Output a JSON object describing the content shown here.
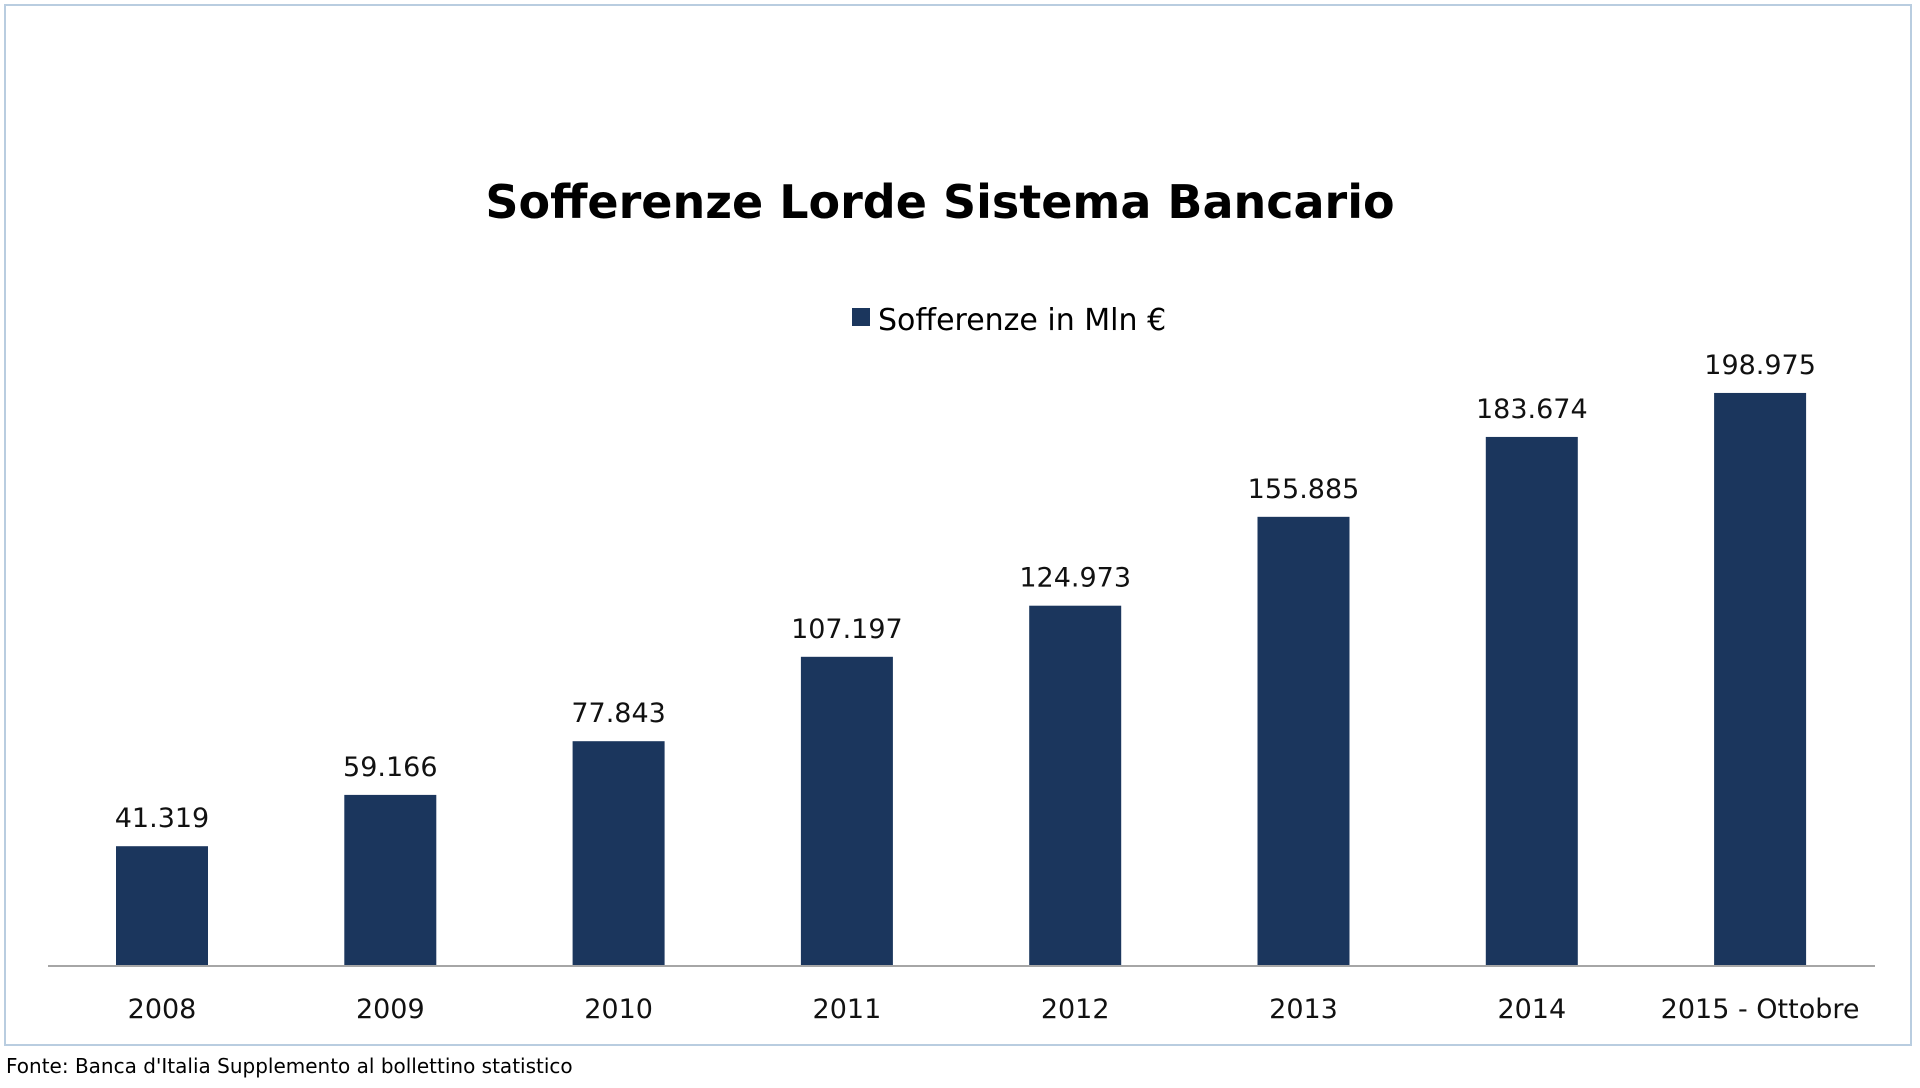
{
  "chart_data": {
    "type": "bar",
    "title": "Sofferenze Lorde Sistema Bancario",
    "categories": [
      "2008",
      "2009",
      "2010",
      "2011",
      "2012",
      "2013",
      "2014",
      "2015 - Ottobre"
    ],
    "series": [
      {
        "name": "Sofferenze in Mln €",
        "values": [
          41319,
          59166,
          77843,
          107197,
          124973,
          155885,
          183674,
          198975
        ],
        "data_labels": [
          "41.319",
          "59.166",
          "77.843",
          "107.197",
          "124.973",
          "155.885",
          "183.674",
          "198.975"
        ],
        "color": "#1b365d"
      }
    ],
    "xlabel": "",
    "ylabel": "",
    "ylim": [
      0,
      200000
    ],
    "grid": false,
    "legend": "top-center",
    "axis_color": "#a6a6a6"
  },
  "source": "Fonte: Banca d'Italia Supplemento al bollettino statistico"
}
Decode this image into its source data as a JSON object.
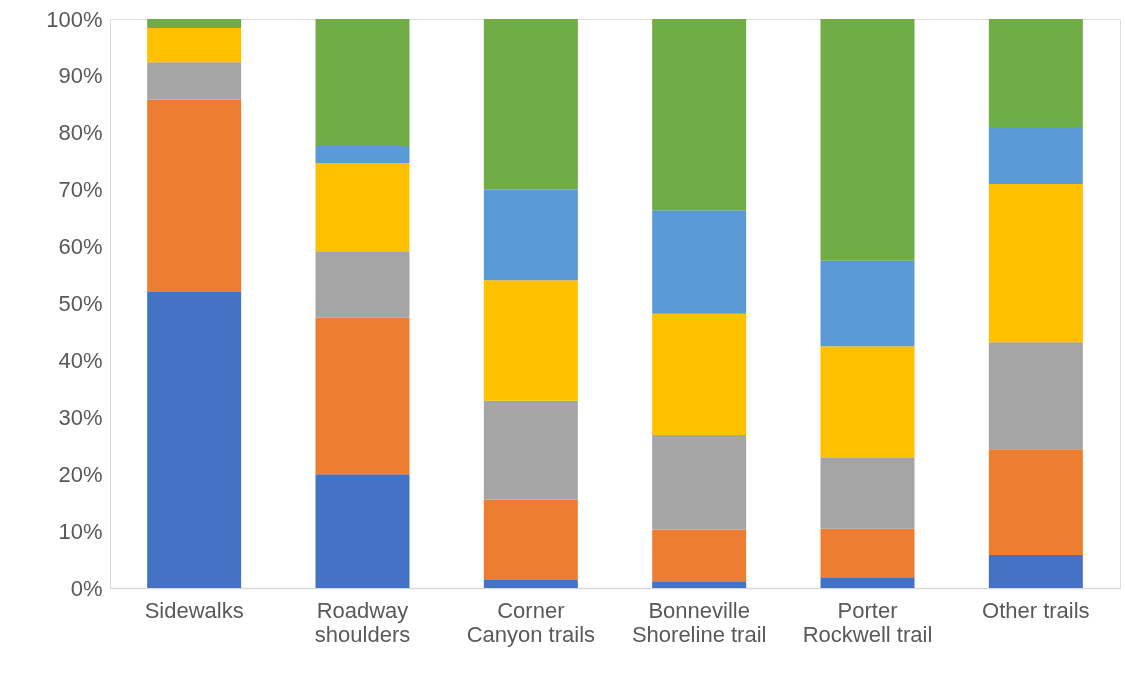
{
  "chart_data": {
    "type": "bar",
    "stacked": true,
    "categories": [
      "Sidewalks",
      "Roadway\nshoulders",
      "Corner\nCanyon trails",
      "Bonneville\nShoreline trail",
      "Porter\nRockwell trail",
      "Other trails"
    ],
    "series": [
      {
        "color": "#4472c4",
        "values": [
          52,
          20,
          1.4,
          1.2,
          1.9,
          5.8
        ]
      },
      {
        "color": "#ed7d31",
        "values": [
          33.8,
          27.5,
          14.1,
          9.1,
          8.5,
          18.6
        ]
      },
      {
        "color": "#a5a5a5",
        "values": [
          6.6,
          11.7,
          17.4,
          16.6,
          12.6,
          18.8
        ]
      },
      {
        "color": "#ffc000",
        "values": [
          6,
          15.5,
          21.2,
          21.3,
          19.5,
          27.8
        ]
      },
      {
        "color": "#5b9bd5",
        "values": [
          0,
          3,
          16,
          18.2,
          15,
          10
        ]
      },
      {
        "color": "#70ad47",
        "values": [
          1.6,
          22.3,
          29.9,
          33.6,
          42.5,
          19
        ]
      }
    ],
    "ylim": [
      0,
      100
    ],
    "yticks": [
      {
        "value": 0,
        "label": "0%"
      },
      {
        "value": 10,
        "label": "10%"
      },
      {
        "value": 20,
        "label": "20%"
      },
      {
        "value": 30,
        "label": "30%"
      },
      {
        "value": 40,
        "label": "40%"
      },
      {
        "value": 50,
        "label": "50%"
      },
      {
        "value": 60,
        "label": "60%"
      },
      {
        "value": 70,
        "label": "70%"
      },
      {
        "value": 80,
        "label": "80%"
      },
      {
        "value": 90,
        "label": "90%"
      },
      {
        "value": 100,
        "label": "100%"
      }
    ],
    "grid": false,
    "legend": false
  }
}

Your task:
Please list every line of the records that contains "trails".

Output of the task:
      "Corner\nCanyon trails",
      "Other trails"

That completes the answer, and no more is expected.